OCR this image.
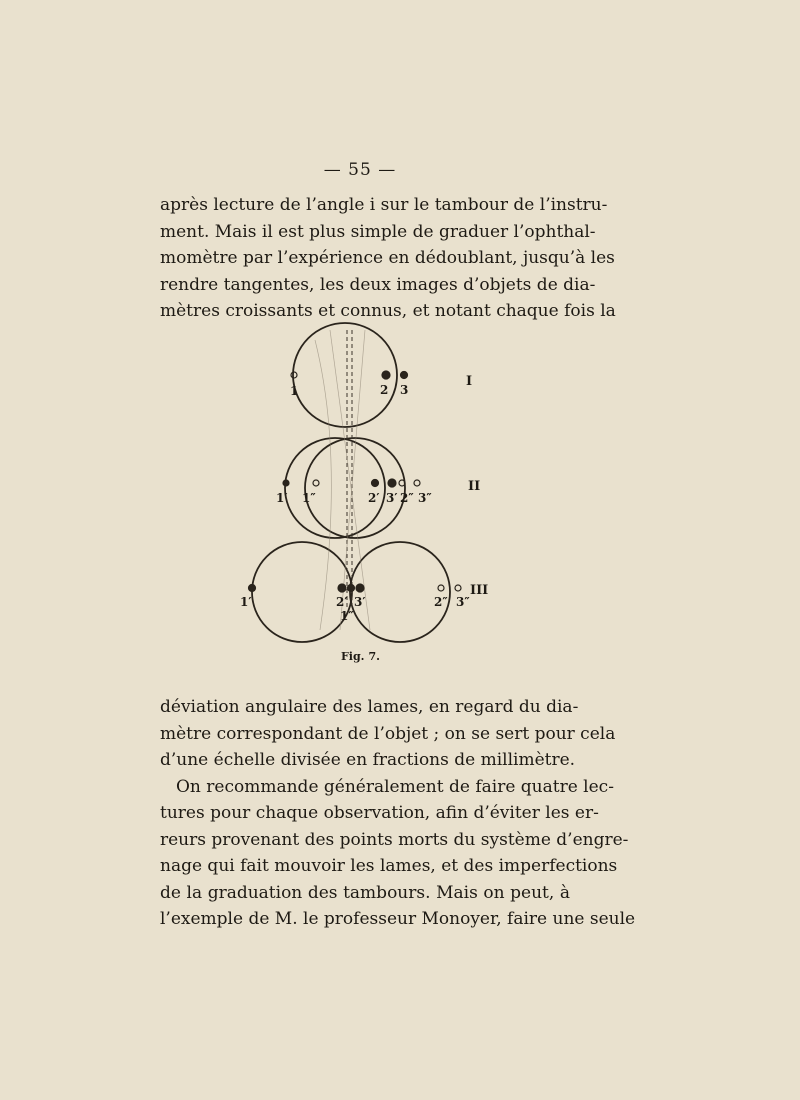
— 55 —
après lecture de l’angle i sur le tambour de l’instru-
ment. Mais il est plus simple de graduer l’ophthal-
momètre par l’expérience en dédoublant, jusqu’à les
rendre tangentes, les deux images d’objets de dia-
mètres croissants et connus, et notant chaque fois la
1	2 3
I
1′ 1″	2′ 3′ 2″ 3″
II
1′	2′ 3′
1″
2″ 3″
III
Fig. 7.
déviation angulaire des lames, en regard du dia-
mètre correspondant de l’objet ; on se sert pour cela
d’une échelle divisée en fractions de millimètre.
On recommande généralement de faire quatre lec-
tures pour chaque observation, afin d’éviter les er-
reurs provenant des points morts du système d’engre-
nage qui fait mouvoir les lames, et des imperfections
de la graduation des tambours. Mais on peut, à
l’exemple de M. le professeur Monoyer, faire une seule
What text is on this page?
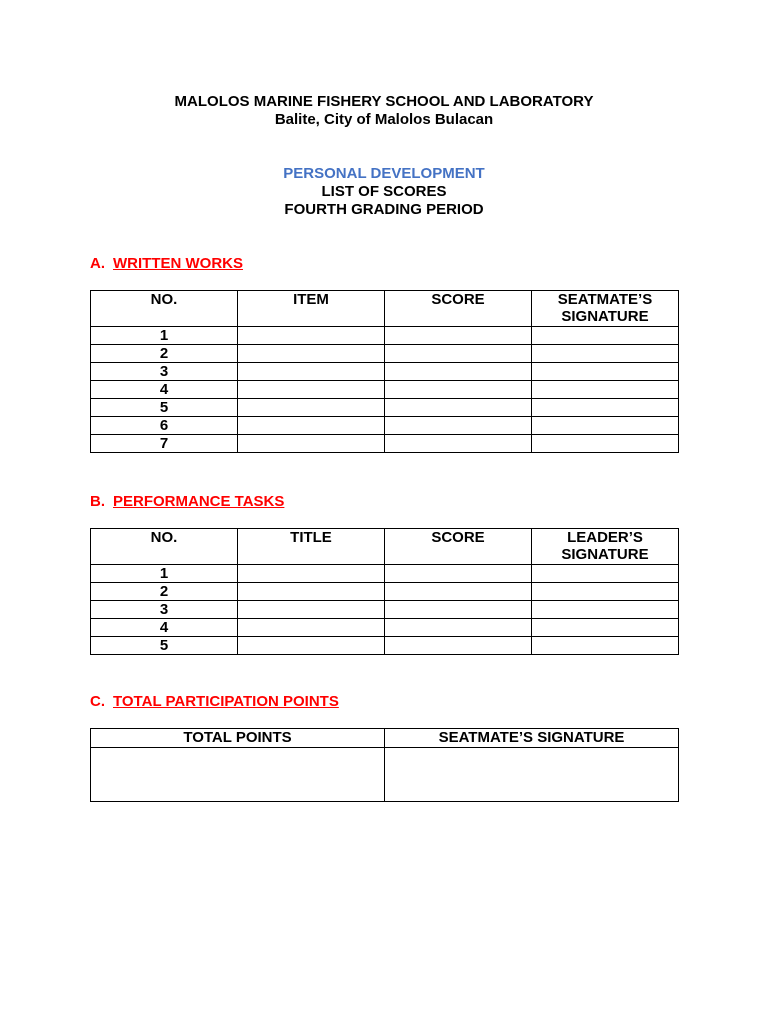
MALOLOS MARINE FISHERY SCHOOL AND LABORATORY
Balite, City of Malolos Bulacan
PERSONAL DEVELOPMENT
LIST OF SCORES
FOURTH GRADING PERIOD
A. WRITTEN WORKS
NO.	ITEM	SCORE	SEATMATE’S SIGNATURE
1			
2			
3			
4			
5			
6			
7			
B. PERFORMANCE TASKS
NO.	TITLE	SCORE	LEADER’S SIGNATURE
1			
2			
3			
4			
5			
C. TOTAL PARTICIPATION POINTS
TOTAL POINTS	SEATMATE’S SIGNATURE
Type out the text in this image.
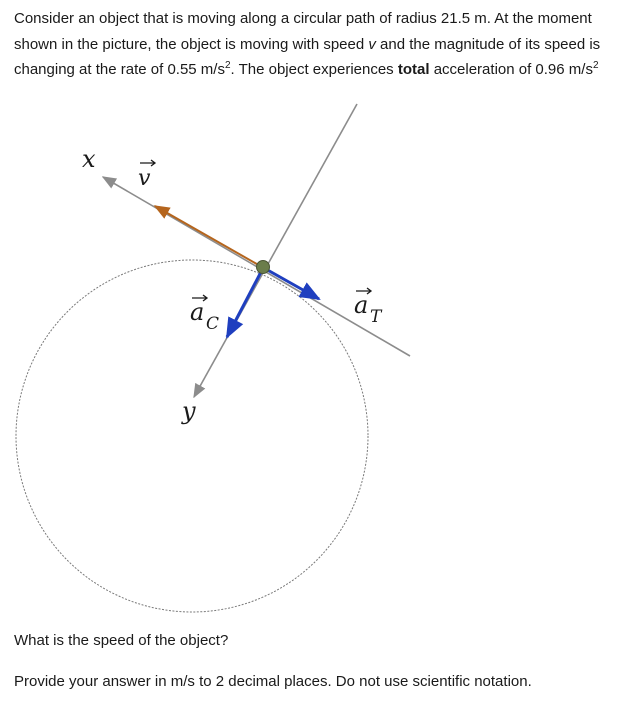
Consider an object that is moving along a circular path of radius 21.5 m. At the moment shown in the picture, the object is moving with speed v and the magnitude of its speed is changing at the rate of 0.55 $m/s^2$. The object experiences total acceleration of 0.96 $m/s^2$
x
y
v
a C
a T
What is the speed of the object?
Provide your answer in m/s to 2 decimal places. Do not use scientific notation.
# # # #
_Exercise requirements:_
Transcribe the material exactly, leaving every picture out.

_Correct result:_
OCR this image.
— 55 —
après lecture de l’angle i sur le tambour de l’instru-
ment. Mais il est plus simple de graduer l’ophthal-
momètre par l’expérience en dédoublant, jusqu’à les
rendre tangentes, les deux images d’objets de dia-
mètres croissants et connus, et notant chaque fois la
1	2 3
I
1′ 1″	2′ 3′ 2″ 3″
II
1′	2′ 3′
1″
2″ 3″
III
Fig. 7.
déviation angulaire des lames, en regard du dia-
mètre correspondant de l’objet ; on se sert pour cela
d’une échelle divisée en fractions de millimètre.
On recommande généralement de faire quatre lec-
tures pour chaque observation, afin d’éviter les er-
reurs provenant des points morts du système d’engre-
nage qui fait mouvoir les lames, et des imperfections
de la graduation des tambours. Mais on peut, à
l’exemple de M. le professeur Monoyer, faire une seule
What text is on this page?
MALOLOS MARINE FISHERY SCHOOL AND LABORATORY
Balite, City of Malolos Bulacan
PERSONAL DEVELOPMENT
LIST OF SCORES
FOURTH GRADING PERIOD
A. WRITTEN WORKS
NO.	ITEM	SCORE	SEATMATE’S SIGNATURE
1			
2			
3			
4			
5			
6			
7			
B. PERFORMANCE TASKS
NO.	TITLE	SCORE	LEADER’S SIGNATURE
1			
2			
3			
4			
5			
C. TOTAL PARTICIPATION POINTS
TOTAL POINTS	SEATMATE’S SIGNATURE
Type out the text in this image.
Consider an object that is moving along a circular path of radius 21.5 m. At the moment shown in the picture, the object is moving with speed v and the magnitude of its speed is changing at the rate of 0.55 $m/s^2$. The object experiences total acceleration of 0.96 $m/s^2$
x
y
v
a C
a T
What is the speed of the object?
Provide your answer in m/s to 2 decimal places. Do not use scientific notation.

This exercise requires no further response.